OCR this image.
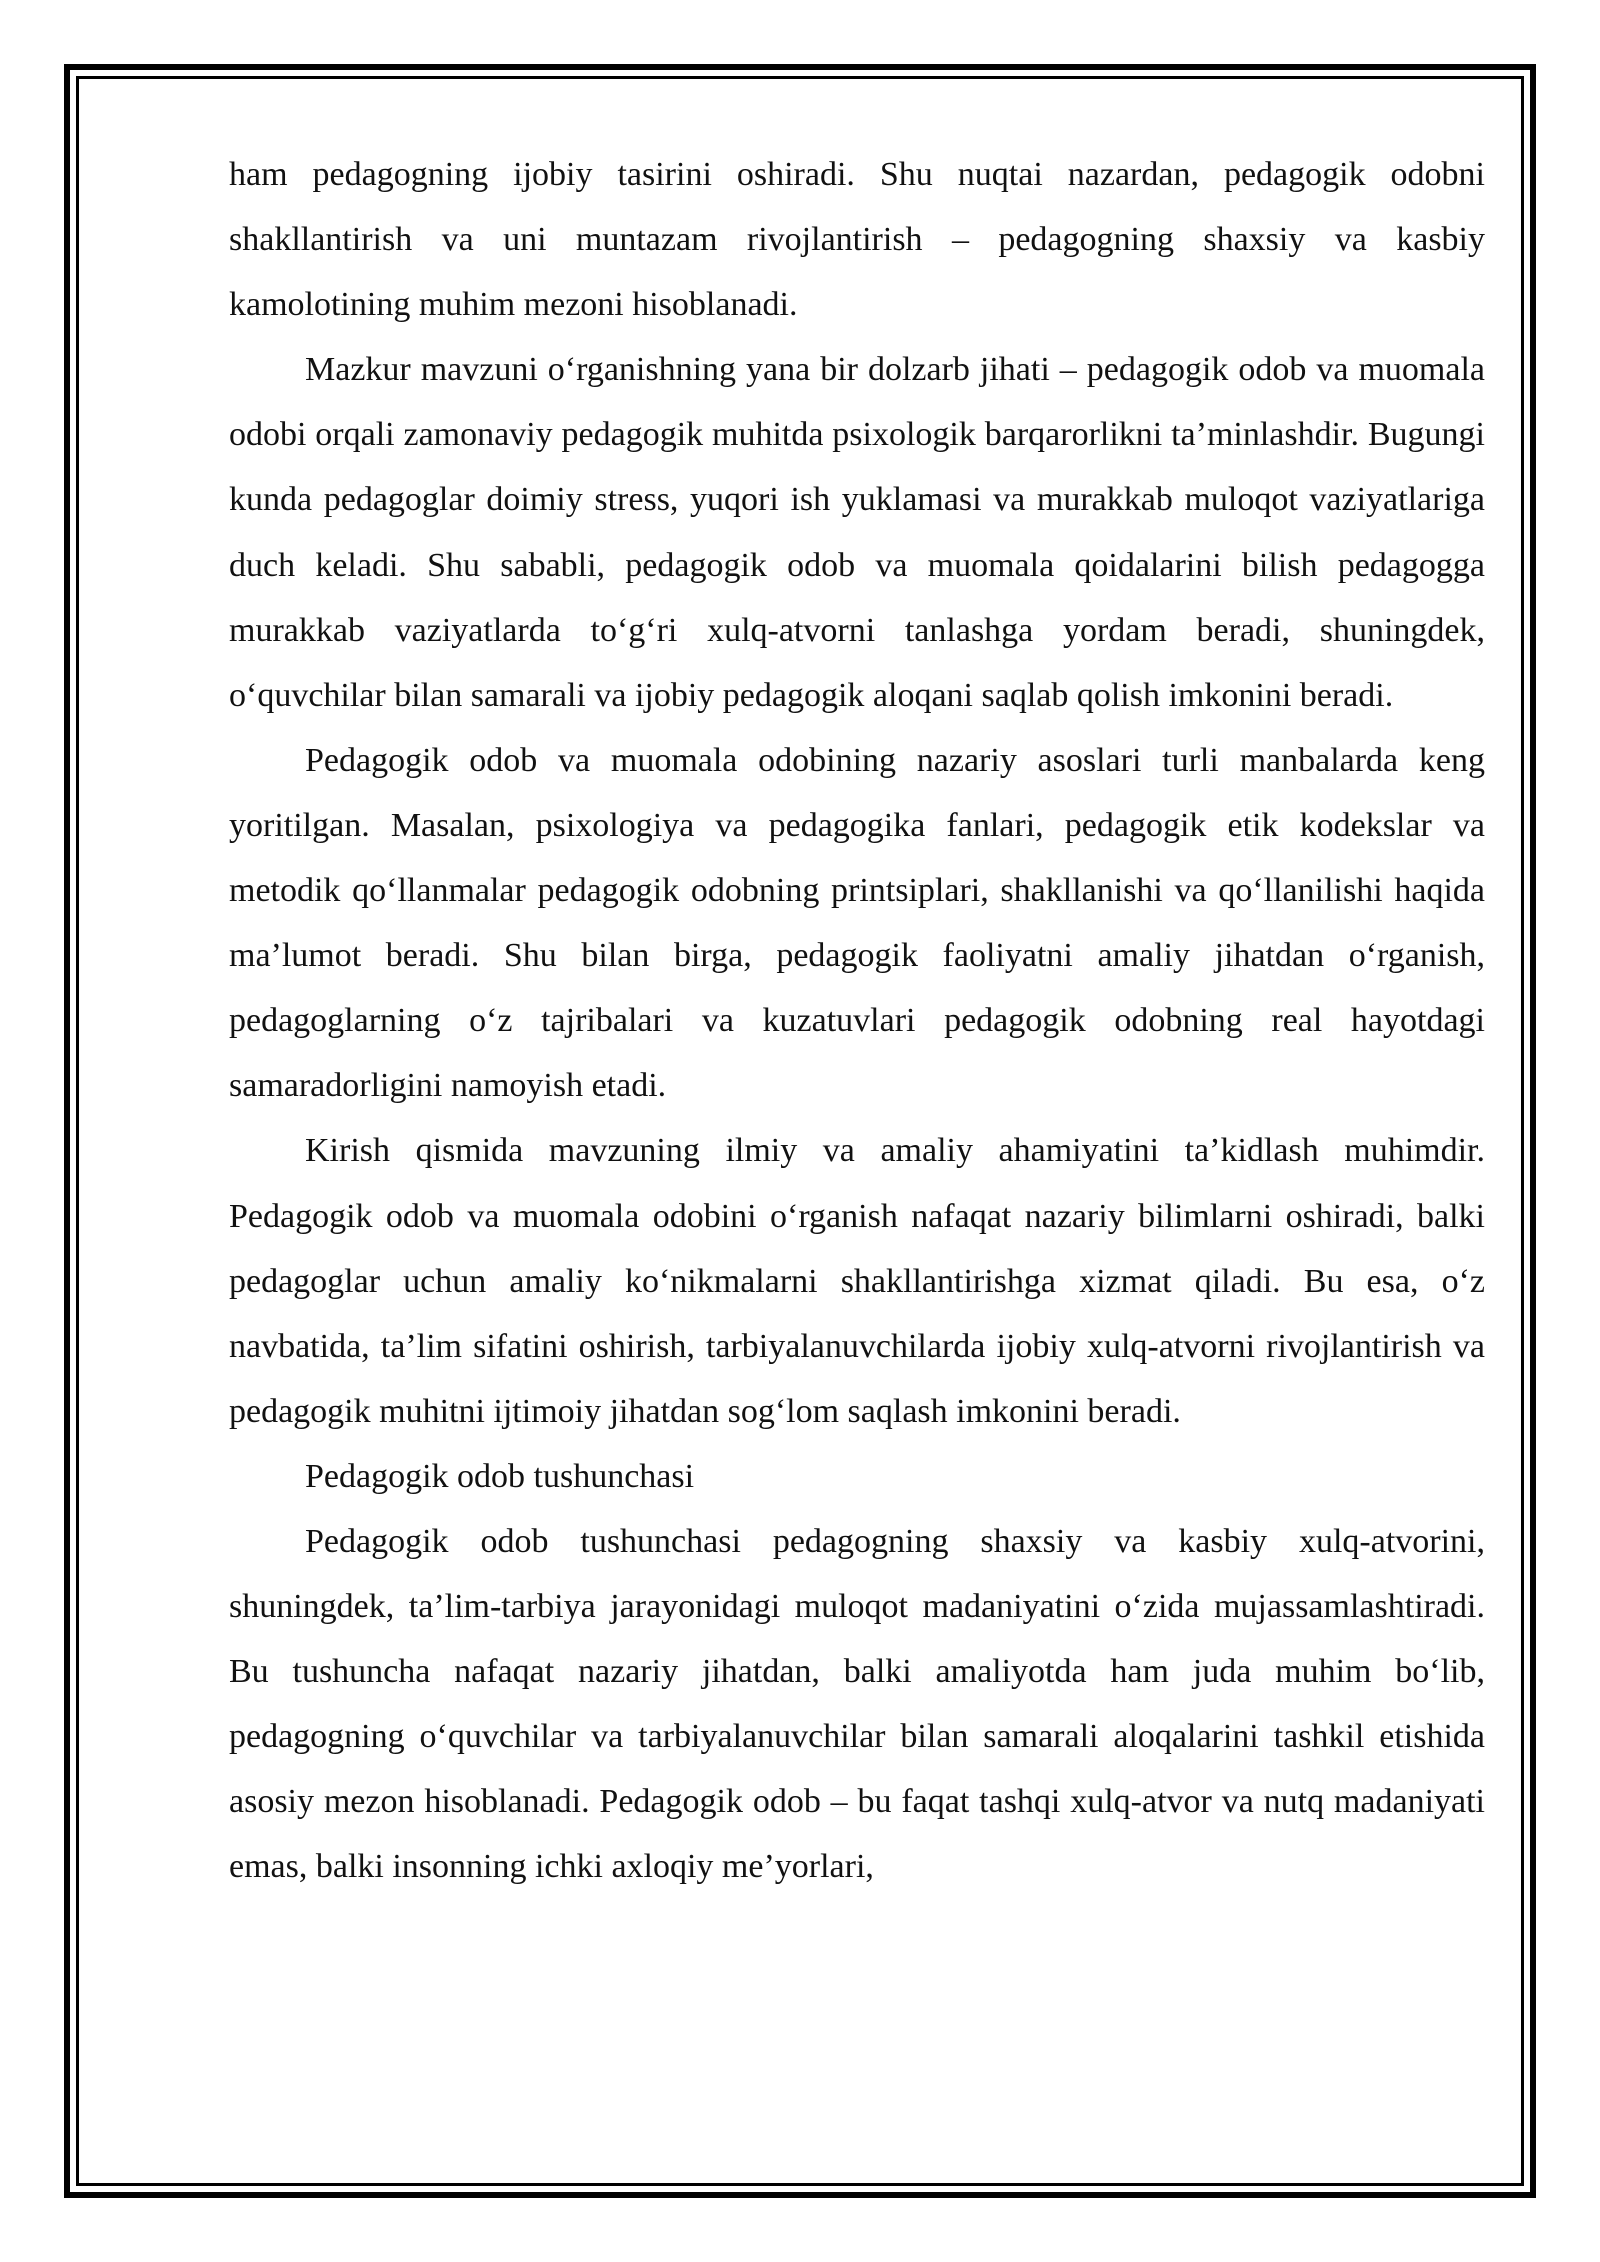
ham pedagogning ijobiy tasirini oshiradi. Shu nuqtai nazardan, pedagogik odobni shakllantirish va uni muntazam rivojlantirish – pedagogning shaxsiy va kasbiy kamolotining muhim mezoni hisoblanadi.

Mazkur mavzuni oʻrganishning yana bir dolzarb jihati – pedagogik odob va muomala odobi orqali zamonaviy pedagogik muhitda psixologik barqarorlikni ta’minlashdir. Bugungi kunda pedagoglar doimiy stress, yuqori ish yuklamasi va murakkab muloqot vaziyatlariga duch keladi. Shu sababli, pedagogik odob va muomala qoidalarini bilish pedagogga murakkab vaziyatlarda toʻgʻri xulq-atvorni tanlashga yordam beradi, shuningdek, oʻquvchilar bilan samarali va ijobiy pedagogik aloqani saqlab qolish imkonini beradi.

Pedagogik odob va muomala odobining nazariy asoslari turli manbalarda keng yoritilgan. Masalan, psixologiya va pedagogika fanlari, pedagogik etik kodekslar va metodik qoʻllanmalar pedagogik odobning printsiplari, shakllanishi va qoʻllanilishi haqida ma’lumot beradi. Shu bilan birga, pedagogik faoliyatni amaliy jihatdan oʻrganish, pedagoglarning oʻz tajribalari va kuzatuvlari pedagogik odobning real hayotdagi samaradorligini namoyish etadi.

Kirish qismida mavzuning ilmiy va amaliy ahamiyatini ta’kidlash muhimdir. Pedagogik odob va muomala odobini oʻrganish nafaqat nazariy bilimlarni oshiradi, balki pedagoglar uchun amaliy koʻnikmalarni shakllantirishga xizmat qiladi. Bu esa, oʻz navbatida, ta’lim sifatini oshirish, tarbiyalanuvchilarda ijobiy xulq-atvorni rivojlantirish va pedagogik muhitni ijtimoiy jihatdan sogʻlom saqlash imkonini beradi.

Pedagogik odob tushunchasi

Pedagogik odob tushunchasi pedagogning shaxsiy va kasbiy xulq-atvorini, shuningdek, ta’lim-tarbiya jarayonidagi muloqot madaniyatini oʻzida mujassamlashtiradi. Bu tushuncha nafaqat nazariy jihatdan, balki amaliyotda ham juda muhim boʻlib, pedagogning oʻquvchilar va tarbiyalanuvchilar bilan samarali aloqalarini tashkil etishida asosiy mezon hisoblanadi. Pedagogik odob – bu faqat tashqi xulq-atvor va nutq madaniyati emas, balki insonning ichki axloqiy me’yorlari,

------------------------------------------------

**Problem requirements**: Gather every line from the listing above in which the word "oʻquvchilar" appears.

**The answer**:
Mazkur mavzuni oʻrganishning yana bir dolzarb jihati – pedagogik odob va muomala odobi orqali zamonaviy pedagogik muhitda psixologik barqarorlikni ta’minlashdir. Bugungi kunda pedagoglar doimiy stress, yuqori ish yuklamasi va murakkab muloqot vaziyatlariga duch keladi. Shu sababli, pedagogik odob va muomala qoidalarini bilish pedagogga murakkab vaziyatlarda toʻgʻri xulq-atvorni tanlashga yordam beradi, shuningdek, oʻquvchilar bilan samarali va ijobiy pedagogik aloqani saqlab qolish imkonini beradi.
Pedagogik odob tushunchasi pedagogning shaxsiy va kasbiy xulq-atvorini, shuningdek, ta’lim-tarbiya jarayonidagi muloqot madaniyatini oʻzida mujassamlashtiradi. Bu tushuncha nafaqat nazariy jihatdan, balki amaliyotda ham juda muhim boʻlib, pedagogning oʻquvchilar va tarbiyalanuvchilar bilan samarali aloqalarini tashkil etishida asosiy mezon hisoblanadi. Pedagogik odob – bu faqat tashqi xulq-atvor va nutq madaniyati emas, balki insonning ichki axloqiy me’yorlari,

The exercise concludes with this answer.